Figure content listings
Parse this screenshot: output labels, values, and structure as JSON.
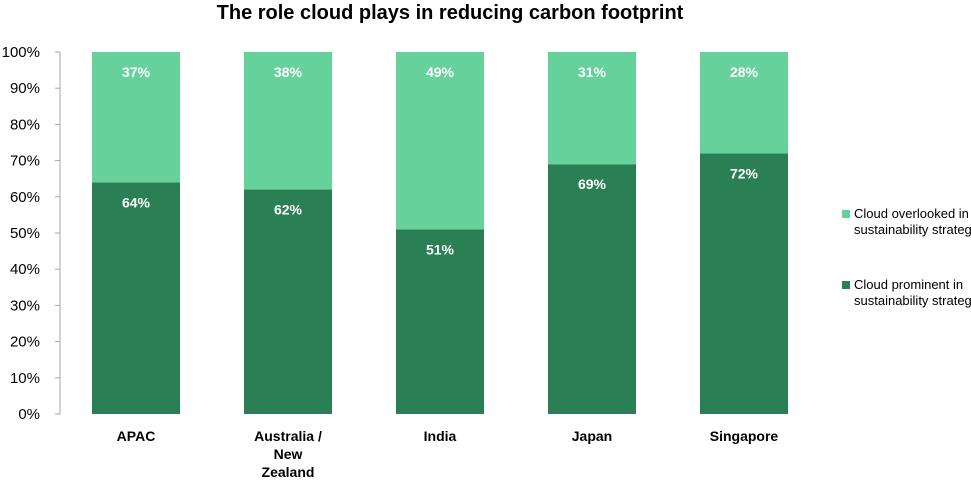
{
  "chart_data": {
    "type": "bar",
    "stacked": true,
    "title": "The role cloud plays in reducing carbon footprint",
    "xlabel": "",
    "ylabel": "",
    "ylim": [
      0,
      100
    ],
    "yticks": [
      "0%",
      "10%",
      "20%",
      "30%",
      "40%",
      "50%",
      "60%",
      "70%",
      "80%",
      "90%",
      "100%"
    ],
    "categories": [
      "APAC",
      "Australia / New Zealand",
      "India",
      "Japan",
      "Singapore"
    ],
    "series": [
      {
        "name": "Cloud prominent in sustainability strategy",
        "values": [
          64,
          62,
          51,
          69,
          72
        ],
        "labels": [
          "64%",
          "62%",
          "51%",
          "69%",
          "72%"
        ],
        "color": "#2a8054"
      },
      {
        "name": "Cloud overlooked in sustainability strategy",
        "values": [
          37,
          38,
          49,
          31,
          28
        ],
        "labels": [
          "37%",
          "38%",
          "49%",
          "31%",
          "28%"
        ],
        "color": "#66d19a"
      }
    ],
    "legend_position": "right",
    "grid": false
  }
}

■ STATED PROBLEM
Restate the full listing verbatim and drop every picture.

■ RESPONSE TO THIS TASK
Parse this screenshot: output labels, values, and structure as JSON.
{
  "chart_data": {
    "type": "bar",
    "stacked": true,
    "title": "The role cloud plays in reducing carbon footprint",
    "xlabel": "",
    "ylabel": "",
    "ylim": [
      0,
      100
    ],
    "yticks": [
      "0%",
      "10%",
      "20%",
      "30%",
      "40%",
      "50%",
      "60%",
      "70%",
      "80%",
      "90%",
      "100%"
    ],
    "categories": [
      "APAC",
      "Australia / New Zealand",
      "India",
      "Japan",
      "Singapore"
    ],
    "series": [
      {
        "name": "Cloud prominent in sustainability strategy",
        "values": [
          64,
          62,
          51,
          69,
          72
        ],
        "labels": [
          "64%",
          "62%",
          "51%",
          "69%",
          "72%"
        ],
        "color": "#2a8054"
      },
      {
        "name": "Cloud overlooked in sustainability strategy",
        "values": [
          37,
          38,
          49,
          31,
          28
        ],
        "labels": [
          "37%",
          "38%",
          "49%",
          "31%",
          "28%"
        ],
        "color": "#66d19a"
      }
    ],
    "legend_position": "right",
    "grid": false
  }
}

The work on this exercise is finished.